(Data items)
====

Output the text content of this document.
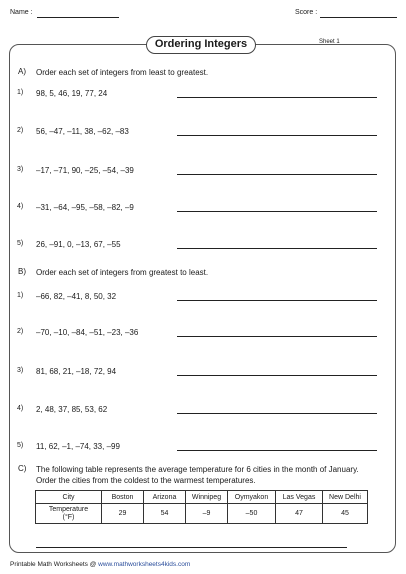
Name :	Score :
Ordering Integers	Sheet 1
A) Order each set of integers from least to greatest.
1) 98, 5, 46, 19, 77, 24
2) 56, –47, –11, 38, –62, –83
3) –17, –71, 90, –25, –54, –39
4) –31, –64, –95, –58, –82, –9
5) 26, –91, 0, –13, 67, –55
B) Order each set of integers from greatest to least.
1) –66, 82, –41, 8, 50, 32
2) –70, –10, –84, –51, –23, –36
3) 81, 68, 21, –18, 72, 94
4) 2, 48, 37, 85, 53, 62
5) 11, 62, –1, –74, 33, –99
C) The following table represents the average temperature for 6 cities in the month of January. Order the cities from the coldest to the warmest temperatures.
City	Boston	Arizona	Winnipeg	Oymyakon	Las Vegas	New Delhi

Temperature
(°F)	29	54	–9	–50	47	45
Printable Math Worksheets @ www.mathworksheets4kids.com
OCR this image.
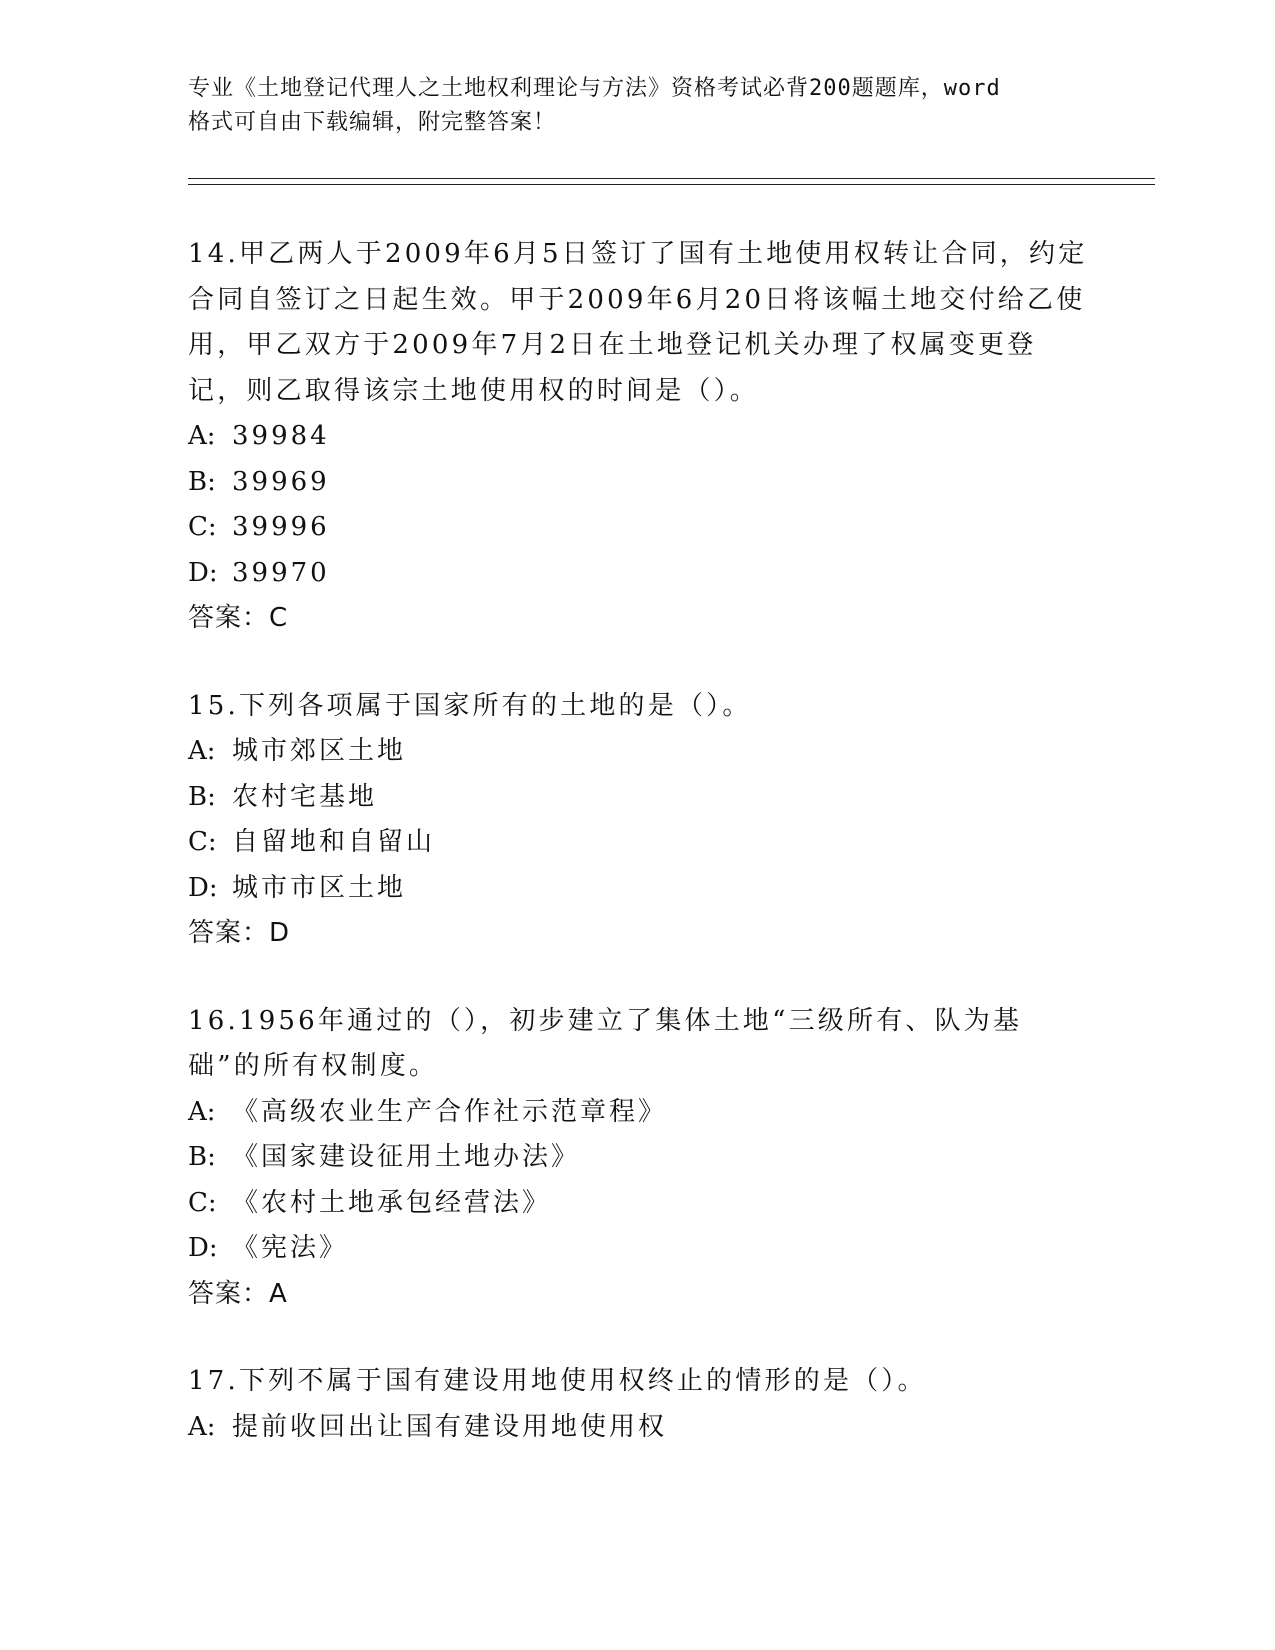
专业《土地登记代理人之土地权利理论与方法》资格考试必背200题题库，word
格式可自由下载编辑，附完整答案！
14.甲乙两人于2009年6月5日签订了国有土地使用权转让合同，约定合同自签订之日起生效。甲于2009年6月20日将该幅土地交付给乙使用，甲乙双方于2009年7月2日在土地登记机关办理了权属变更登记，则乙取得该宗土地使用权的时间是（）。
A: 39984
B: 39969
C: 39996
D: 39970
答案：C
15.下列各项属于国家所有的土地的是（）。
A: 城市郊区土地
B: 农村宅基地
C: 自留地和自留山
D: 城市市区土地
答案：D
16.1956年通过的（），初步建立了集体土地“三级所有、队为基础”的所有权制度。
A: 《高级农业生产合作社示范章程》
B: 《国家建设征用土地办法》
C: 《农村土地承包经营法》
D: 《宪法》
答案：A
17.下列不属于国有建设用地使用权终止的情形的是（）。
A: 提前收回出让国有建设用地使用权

====

_AIM_: Please repeat the entries exactly. Do not include the pictures.

_THE SOLUTION_:
Output the text content of this document.
Name :	Score :
Ordering Integers	Sheet 1
A) Order each set of integers from least to greatest.
1) 98, 5, 46, 19, 77, 24
2) 56, –47, –11, 38, –62, –83
3) –17, –71, 90, –25, –54, –39
4) –31, –64, –95, –58, –82, –9
5) 26, –91, 0, –13, 67, –55
B) Order each set of integers from greatest to least.
1) –66, 82, –41, 8, 50, 32
2) –70, –10, –84, –51, –23, –36
3) 81, 68, 21, –18, 72, 94
4) 2, 48, 37, 85, 53, 62
5) 11, 62, –1, –74, 33, –99
C) The following table represents the average temperature for 6 cities in the month of January. Order the cities from the coldest to the warmest temperatures.
City	Boston	Arizona	Winnipeg	Oymyakon	Las Vegas	New Delhi

Temperature
(°F)	29	54	–9	–50	47	45
Printable Math Worksheets @ www.mathworksheets4kids.com
OCR this image.
专业《土地登记代理人之土地权利理论与方法》资格考试必背200题题库，word
格式可自由下载编辑，附完整答案！
14.甲乙两人于2009年6月5日签订了国有土地使用权转让合同，约定合同自签订之日起生效。甲于2009年6月20日将该幅土地交付给乙使用，甲乙双方于2009年7月2日在土地登记机关办理了权属变更登记，则乙取得该宗土地使用权的时间是（）。
A: 39984
B: 39969
C: 39996
D: 39970
答案：C
15.下列各项属于国家所有的土地的是（）。
A: 城市郊区土地
B: 农村宅基地
C: 自留地和自留山
D: 城市市区土地
答案：D
16.1956年通过的（），初步建立了集体土地“三级所有、队为基础”的所有权制度。
A: 《高级农业生产合作社示范章程》
B: 《国家建设征用土地办法》
C: 《农村土地承包经营法》
D: 《宪法》
答案：A
17.下列不属于国有建设用地使用权终止的情形的是（）。
A: 提前收回出让国有建设用地使用权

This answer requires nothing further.